WHAT THE TASK ASKS >> The records should be written out in full, with nothing altered.

SUPPLIED RECORDS >>
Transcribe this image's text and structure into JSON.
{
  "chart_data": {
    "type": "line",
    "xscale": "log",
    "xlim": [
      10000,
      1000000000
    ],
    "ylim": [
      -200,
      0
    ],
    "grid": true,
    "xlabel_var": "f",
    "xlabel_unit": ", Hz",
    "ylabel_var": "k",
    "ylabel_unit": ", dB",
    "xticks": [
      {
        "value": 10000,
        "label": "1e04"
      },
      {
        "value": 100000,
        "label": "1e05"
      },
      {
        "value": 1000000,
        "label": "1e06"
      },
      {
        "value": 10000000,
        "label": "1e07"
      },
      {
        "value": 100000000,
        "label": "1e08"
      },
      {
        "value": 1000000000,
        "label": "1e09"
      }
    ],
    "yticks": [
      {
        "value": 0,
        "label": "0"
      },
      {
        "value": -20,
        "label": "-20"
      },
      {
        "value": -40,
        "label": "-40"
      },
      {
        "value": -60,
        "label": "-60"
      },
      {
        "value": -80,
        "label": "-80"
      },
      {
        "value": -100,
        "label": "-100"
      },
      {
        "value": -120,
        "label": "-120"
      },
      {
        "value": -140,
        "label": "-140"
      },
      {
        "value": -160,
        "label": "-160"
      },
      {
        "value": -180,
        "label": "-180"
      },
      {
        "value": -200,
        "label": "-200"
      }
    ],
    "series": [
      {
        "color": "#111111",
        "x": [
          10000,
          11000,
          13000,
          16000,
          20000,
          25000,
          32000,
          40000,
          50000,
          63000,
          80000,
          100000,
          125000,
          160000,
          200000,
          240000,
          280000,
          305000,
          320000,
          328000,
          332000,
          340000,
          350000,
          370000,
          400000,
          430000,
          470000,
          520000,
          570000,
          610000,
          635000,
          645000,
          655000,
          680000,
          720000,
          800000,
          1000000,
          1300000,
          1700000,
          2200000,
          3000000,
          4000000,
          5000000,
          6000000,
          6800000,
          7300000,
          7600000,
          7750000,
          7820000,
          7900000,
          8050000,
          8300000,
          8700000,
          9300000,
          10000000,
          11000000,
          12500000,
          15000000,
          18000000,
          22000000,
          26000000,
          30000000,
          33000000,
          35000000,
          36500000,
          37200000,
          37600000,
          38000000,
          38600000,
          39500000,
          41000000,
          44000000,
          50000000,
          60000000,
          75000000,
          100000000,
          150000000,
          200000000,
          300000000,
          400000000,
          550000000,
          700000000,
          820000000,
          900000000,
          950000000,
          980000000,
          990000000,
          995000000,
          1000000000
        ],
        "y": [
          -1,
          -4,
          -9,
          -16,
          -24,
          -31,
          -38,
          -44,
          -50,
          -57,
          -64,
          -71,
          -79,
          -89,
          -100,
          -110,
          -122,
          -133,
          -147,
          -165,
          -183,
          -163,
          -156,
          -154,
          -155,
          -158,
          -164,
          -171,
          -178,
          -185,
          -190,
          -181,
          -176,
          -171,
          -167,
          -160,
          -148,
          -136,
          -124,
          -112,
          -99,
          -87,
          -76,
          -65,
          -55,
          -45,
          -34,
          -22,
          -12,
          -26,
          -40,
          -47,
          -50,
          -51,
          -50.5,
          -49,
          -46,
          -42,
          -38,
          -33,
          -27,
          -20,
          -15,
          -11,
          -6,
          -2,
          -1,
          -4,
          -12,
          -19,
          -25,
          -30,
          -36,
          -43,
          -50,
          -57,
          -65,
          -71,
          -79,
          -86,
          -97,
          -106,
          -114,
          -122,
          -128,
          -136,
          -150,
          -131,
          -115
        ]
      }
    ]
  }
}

THE OUTPUT >>
Transcribe this image's text and structure into JSON.
{
  "chart_data": {
    "type": "line",
    "xscale": "log",
    "xlim": [
      10000,
      1000000000
    ],
    "ylim": [
      -200,
      0
    ],
    "grid": true,
    "xlabel_var": "f",
    "xlabel_unit": ", Hz",
    "ylabel_var": "k",
    "ylabel_unit": ", dB",
    "xticks": [
      {
        "value": 10000,
        "label": "1e04"
      },
      {
        "value": 100000,
        "label": "1e05"
      },
      {
        "value": 1000000,
        "label": "1e06"
      },
      {
        "value": 10000000,
        "label": "1e07"
      },
      {
        "value": 100000000,
        "label": "1e08"
      },
      {
        "value": 1000000000,
        "label": "1e09"
      }
    ],
    "yticks": [
      {
        "value": 0,
        "label": "0"
      },
      {
        "value": -20,
        "label": "-20"
      },
      {
        "value": -40,
        "label": "-40"
      },
      {
        "value": -60,
        "label": "-60"
      },
      {
        "value": -80,
        "label": "-80"
      },
      {
        "value": -100,
        "label": "-100"
      },
      {
        "value": -120,
        "label": "-120"
      },
      {
        "value": -140,
        "label": "-140"
      },
      {
        "value": -160,
        "label": "-160"
      },
      {
        "value": -180,
        "label": "-180"
      },
      {
        "value": -200,
        "label": "-200"
      }
    ],
    "series": [
      {
        "color": "#111111",
        "x": [
          10000,
          11000,
          13000,
          16000,
          20000,
          25000,
          32000,
          40000,
          50000,
          63000,
          80000,
          100000,
          125000,
          160000,
          200000,
          240000,
          280000,
          305000,
          320000,
          328000,
          332000,
          340000,
          350000,
          370000,
          400000,
          430000,
          470000,
          520000,
          570000,
          610000,
          635000,
          645000,
          655000,
          680000,
          720000,
          800000,
          1000000,
          1300000,
          1700000,
          2200000,
          3000000,
          4000000,
          5000000,
          6000000,
          6800000,
          7300000,
          7600000,
          7750000,
          7820000,
          7900000,
          8050000,
          8300000,
          8700000,
          9300000,
          10000000,
          11000000,
          12500000,
          15000000,
          18000000,
          22000000,
          26000000,
          30000000,
          33000000,
          35000000,
          36500000,
          37200000,
          37600000,
          38000000,
          38600000,
          39500000,
          41000000,
          44000000,
          50000000,
          60000000,
          75000000,
          100000000,
          150000000,
          200000000,
          300000000,
          400000000,
          550000000,
          700000000,
          820000000,
          900000000,
          950000000,
          980000000,
          990000000,
          995000000,
          1000000000
        ],
        "y": [
          -1,
          -4,
          -9,
          -16,
          -24,
          -31,
          -38,
          -44,
          -50,
          -57,
          -64,
          -71,
          -79,
          -89,
          -100,
          -110,
          -122,
          -133,
          -147,
          -165,
          -183,
          -163,
          -156,
          -154,
          -155,
          -158,
          -164,
          -171,
          -178,
          -185,
          -190,
          -181,
          -176,
          -171,
          -167,
          -160,
          -148,
          -136,
          -124,
          -112,
          -99,
          -87,
          -76,
          -65,
          -55,
          -45,
          -34,
          -22,
          -12,
          -26,
          -40,
          -47,
          -50,
          -51,
          -50.5,
          -49,
          -46,
          -42,
          -38,
          -33,
          -27,
          -20,
          -15,
          -11,
          -6,
          -2,
          -1,
          -4,
          -12,
          -19,
          -25,
          -30,
          -36,
          -43,
          -50,
          -57,
          -65,
          -71,
          -79,
          -86,
          -97,
          -106,
          -114,
          -122,
          -128,
          -136,
          -150,
          -131,
          -115
        ]
      }
    ]
  }
}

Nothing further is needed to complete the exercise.